━━━━━ EXERCISE DATA ━━━━━

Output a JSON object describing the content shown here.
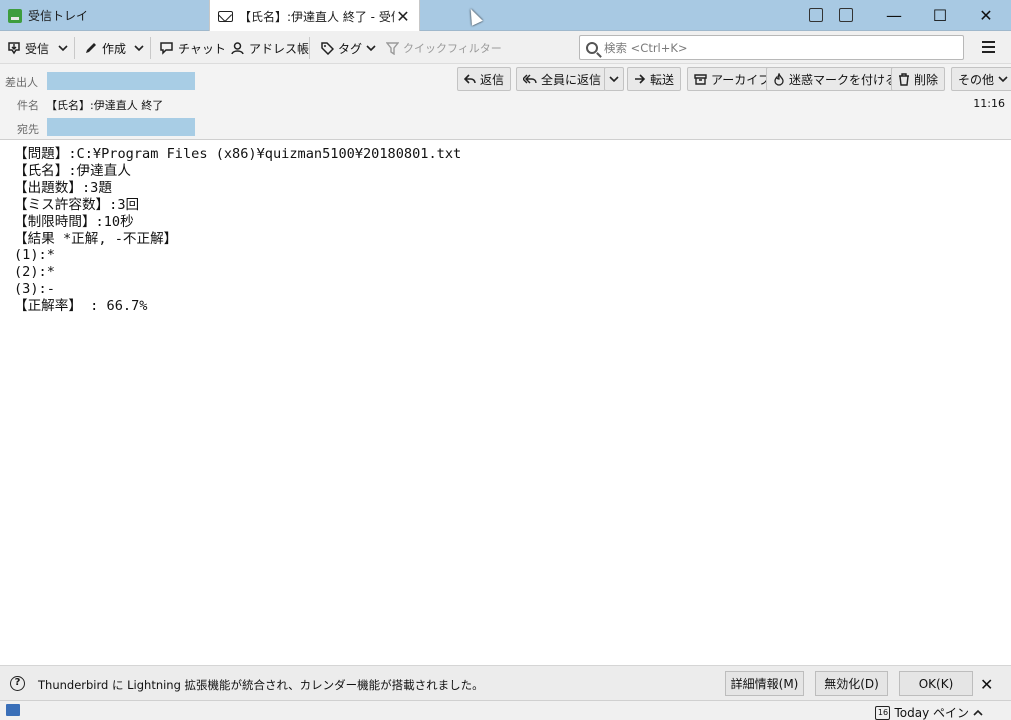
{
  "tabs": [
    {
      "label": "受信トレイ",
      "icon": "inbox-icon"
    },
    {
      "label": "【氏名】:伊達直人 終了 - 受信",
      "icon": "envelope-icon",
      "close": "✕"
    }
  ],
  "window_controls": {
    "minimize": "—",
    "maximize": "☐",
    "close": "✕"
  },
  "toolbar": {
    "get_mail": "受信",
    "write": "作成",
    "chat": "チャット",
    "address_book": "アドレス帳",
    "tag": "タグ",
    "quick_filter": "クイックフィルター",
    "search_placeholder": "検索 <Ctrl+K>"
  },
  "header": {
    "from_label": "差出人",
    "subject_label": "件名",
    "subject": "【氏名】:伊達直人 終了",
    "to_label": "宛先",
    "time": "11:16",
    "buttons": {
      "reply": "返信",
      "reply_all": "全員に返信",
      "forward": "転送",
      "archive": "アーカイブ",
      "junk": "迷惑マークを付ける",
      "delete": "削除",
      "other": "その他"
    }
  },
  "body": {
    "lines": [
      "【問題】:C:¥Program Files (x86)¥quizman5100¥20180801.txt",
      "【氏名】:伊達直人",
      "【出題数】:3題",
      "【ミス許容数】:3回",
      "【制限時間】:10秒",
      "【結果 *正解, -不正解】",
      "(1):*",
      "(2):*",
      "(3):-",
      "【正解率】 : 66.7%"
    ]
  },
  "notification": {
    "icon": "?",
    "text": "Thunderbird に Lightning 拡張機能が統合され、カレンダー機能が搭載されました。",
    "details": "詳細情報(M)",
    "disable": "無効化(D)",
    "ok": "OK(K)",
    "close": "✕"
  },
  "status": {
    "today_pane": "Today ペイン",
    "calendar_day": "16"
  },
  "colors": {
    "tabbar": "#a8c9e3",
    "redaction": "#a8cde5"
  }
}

━━━━━
━━━━━ EXERCISE DATA ━━━━━

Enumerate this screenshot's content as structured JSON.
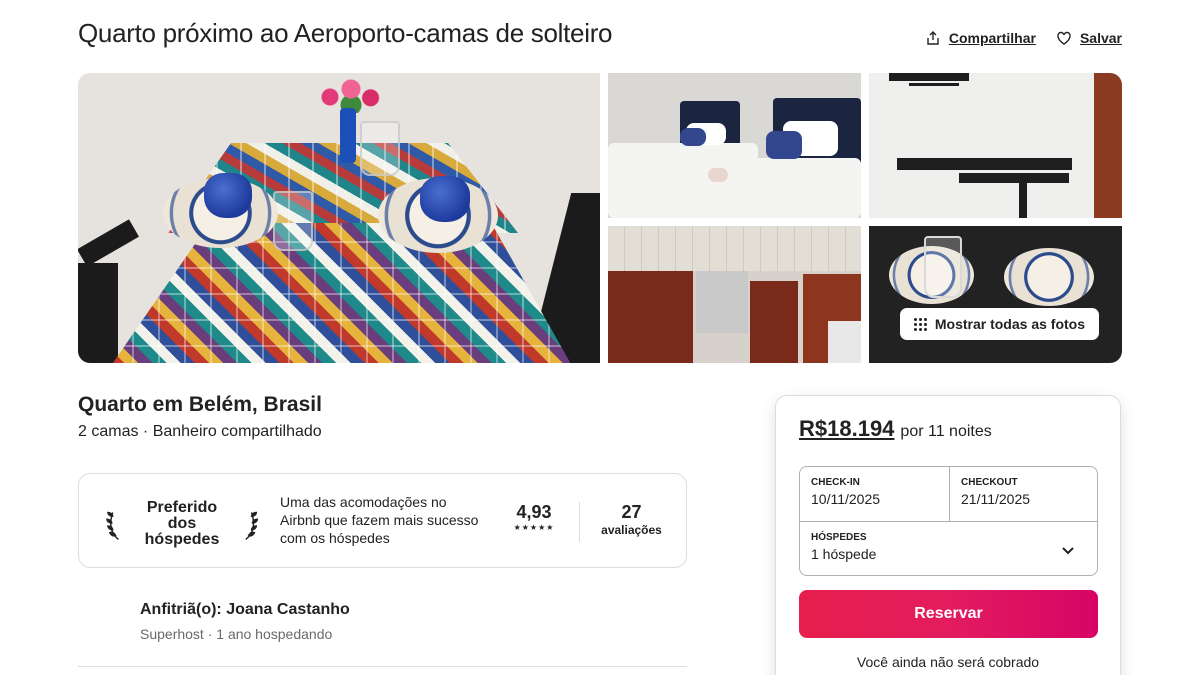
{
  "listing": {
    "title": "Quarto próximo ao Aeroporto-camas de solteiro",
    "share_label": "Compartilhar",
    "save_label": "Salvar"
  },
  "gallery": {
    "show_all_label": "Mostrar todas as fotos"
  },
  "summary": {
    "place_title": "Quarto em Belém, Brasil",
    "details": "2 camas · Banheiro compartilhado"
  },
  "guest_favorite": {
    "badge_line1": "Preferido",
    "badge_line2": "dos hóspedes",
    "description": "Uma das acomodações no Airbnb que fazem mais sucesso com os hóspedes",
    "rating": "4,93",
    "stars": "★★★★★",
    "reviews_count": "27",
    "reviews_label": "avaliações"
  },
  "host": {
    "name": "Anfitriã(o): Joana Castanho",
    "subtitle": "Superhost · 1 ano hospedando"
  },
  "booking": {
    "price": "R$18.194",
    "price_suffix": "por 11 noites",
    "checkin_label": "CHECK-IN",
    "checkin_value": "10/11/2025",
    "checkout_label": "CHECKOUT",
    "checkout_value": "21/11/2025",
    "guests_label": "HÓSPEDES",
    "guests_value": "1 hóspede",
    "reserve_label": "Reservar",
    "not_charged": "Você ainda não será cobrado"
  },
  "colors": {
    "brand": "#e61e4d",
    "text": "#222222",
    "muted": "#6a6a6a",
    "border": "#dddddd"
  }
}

━━━━━

▶ [GIVEN EXERCISE]
Gather from the data above every line with the string "icon".

▶ [EXERCISE RESULT]
      "icon": "inbox-icon"
      "icon": "envelope-icon",
    "icon": "?",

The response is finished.